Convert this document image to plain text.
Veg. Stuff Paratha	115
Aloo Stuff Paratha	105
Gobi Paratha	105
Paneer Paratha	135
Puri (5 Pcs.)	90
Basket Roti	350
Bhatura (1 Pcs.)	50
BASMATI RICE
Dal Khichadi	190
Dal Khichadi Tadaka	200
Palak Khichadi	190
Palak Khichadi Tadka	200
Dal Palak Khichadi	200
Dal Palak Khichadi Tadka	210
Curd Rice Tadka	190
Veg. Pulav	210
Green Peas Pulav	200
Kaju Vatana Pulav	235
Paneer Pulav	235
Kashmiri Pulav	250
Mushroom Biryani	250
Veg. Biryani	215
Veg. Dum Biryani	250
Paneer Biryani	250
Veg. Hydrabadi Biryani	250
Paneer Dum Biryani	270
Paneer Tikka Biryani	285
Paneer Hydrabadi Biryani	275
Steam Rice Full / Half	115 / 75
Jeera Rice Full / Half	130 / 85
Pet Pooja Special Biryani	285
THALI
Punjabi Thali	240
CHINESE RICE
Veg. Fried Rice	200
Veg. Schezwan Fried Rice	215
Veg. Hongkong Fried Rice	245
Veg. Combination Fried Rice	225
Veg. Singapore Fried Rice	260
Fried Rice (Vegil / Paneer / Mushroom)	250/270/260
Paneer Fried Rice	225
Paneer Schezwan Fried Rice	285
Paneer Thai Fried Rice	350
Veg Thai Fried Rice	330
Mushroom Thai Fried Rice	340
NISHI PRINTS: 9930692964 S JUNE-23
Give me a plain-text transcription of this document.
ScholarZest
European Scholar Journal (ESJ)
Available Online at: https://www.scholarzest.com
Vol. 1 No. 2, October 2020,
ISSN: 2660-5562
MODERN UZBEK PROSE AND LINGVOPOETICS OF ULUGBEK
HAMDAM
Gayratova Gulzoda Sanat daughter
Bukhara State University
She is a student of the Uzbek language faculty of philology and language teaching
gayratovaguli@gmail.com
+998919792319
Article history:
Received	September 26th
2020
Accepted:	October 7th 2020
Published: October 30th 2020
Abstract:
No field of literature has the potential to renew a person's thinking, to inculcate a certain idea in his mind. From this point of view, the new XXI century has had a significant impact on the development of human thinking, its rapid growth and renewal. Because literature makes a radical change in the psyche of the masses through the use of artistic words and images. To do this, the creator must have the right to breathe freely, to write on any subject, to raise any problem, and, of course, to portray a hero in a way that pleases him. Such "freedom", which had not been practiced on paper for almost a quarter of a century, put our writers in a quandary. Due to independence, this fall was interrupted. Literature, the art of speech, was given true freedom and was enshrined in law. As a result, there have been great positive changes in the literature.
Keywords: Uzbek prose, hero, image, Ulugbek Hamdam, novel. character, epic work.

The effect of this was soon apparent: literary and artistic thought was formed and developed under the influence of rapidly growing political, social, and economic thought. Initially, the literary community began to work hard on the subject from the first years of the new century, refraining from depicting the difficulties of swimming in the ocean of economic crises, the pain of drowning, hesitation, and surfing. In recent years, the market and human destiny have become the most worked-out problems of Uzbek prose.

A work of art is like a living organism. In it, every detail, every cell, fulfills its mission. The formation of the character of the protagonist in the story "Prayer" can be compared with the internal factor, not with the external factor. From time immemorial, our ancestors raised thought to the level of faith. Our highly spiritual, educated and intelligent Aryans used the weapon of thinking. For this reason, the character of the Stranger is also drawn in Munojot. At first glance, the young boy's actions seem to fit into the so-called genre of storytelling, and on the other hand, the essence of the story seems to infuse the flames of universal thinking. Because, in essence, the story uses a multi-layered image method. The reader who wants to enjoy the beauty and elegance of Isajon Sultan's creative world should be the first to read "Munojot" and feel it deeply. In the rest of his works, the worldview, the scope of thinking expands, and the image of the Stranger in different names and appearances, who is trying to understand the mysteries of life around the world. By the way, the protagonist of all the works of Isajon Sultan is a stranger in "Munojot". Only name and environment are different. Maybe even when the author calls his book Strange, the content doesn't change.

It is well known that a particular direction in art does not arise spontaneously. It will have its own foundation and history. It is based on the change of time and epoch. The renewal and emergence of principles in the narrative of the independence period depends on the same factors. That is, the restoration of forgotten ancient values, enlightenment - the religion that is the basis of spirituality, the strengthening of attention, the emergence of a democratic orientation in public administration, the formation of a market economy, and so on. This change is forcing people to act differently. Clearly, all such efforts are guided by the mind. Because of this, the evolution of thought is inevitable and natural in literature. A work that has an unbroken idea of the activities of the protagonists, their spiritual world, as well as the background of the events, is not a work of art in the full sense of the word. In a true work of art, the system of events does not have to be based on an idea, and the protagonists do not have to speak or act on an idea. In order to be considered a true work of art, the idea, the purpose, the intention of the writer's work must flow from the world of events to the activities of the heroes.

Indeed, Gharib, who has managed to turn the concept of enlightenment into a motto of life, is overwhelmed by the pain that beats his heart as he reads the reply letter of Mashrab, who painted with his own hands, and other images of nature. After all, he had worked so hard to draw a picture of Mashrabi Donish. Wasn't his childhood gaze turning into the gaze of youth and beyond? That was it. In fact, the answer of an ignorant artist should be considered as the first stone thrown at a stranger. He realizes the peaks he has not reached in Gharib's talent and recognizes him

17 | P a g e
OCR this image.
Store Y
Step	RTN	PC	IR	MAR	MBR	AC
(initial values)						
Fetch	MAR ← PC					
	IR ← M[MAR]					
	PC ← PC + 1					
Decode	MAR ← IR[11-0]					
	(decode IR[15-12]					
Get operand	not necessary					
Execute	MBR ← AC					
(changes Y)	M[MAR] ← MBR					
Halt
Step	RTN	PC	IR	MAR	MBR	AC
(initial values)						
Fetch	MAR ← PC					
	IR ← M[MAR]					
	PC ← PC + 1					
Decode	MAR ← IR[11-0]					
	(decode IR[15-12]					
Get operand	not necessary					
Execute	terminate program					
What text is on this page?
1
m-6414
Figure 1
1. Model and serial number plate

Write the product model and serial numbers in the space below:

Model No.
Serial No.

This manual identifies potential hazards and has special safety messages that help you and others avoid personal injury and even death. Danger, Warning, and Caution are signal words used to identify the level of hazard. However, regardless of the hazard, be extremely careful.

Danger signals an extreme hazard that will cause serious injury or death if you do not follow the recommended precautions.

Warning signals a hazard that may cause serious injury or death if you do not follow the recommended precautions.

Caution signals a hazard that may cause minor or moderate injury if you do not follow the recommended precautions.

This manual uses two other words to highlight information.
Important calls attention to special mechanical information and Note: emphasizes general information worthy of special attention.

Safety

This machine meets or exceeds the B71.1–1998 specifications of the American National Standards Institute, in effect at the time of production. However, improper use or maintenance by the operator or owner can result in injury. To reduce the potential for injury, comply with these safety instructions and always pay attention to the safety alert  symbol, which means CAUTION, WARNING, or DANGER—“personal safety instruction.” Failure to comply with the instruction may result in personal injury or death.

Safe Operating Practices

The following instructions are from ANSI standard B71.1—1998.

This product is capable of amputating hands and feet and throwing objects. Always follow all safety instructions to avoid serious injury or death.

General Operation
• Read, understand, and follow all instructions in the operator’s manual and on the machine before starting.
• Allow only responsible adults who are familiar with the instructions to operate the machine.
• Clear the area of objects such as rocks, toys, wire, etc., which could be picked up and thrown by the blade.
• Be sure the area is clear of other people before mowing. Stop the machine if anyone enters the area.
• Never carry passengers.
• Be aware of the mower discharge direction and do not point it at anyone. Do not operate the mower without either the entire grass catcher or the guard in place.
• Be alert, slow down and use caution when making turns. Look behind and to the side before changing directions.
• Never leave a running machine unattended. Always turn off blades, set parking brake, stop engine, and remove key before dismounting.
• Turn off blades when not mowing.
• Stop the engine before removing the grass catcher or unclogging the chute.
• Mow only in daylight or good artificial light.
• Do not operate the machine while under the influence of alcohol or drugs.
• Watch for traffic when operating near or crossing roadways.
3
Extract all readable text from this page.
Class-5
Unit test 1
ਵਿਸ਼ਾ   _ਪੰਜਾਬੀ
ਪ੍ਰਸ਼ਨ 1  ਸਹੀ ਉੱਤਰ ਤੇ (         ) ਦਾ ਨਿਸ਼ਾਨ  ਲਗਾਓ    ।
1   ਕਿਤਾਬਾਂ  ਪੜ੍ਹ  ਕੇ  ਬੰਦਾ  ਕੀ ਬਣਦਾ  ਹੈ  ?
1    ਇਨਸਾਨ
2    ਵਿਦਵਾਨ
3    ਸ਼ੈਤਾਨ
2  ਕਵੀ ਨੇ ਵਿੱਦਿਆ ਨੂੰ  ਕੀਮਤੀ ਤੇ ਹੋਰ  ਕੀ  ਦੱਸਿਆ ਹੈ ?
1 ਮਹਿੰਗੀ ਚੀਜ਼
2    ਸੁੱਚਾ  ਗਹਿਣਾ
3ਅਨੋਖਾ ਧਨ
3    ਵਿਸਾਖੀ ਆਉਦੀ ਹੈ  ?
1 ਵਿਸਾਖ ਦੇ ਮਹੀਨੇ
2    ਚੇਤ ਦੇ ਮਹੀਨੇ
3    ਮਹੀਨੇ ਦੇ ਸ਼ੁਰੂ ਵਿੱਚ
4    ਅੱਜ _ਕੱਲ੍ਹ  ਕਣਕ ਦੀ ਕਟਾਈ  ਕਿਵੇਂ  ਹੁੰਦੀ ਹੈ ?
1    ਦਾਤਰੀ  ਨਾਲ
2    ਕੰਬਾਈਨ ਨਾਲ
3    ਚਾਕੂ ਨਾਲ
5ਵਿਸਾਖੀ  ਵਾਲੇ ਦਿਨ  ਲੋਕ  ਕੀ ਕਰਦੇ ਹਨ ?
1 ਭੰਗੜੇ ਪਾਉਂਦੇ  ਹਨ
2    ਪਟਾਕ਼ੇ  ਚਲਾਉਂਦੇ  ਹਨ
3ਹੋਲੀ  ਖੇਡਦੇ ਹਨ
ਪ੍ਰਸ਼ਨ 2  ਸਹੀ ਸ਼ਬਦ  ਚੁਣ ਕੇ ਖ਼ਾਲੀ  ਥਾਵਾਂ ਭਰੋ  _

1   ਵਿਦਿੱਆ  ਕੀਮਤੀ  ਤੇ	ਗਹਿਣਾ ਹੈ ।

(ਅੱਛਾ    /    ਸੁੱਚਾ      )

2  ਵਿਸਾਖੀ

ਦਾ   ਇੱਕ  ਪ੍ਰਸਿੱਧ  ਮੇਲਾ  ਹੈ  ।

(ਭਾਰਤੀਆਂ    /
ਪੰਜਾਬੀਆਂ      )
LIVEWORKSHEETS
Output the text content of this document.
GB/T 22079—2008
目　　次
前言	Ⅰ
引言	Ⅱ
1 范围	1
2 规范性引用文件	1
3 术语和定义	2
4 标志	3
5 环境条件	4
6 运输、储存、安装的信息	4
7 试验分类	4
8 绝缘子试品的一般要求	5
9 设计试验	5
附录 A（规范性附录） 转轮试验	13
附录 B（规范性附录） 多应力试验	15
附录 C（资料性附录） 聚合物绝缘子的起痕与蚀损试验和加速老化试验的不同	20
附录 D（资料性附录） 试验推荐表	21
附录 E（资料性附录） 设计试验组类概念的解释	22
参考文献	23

-=-=-=-=-

Directions for this task: Copy out all lines where the word "area" appears.

Final answer:
• Clear the area of objects such as rocks, toys, wire, etc., which could be picked up and thrown by the blade.
• Be sure the area is clear of other people before mowing. Stop the machine if anyone enters the area.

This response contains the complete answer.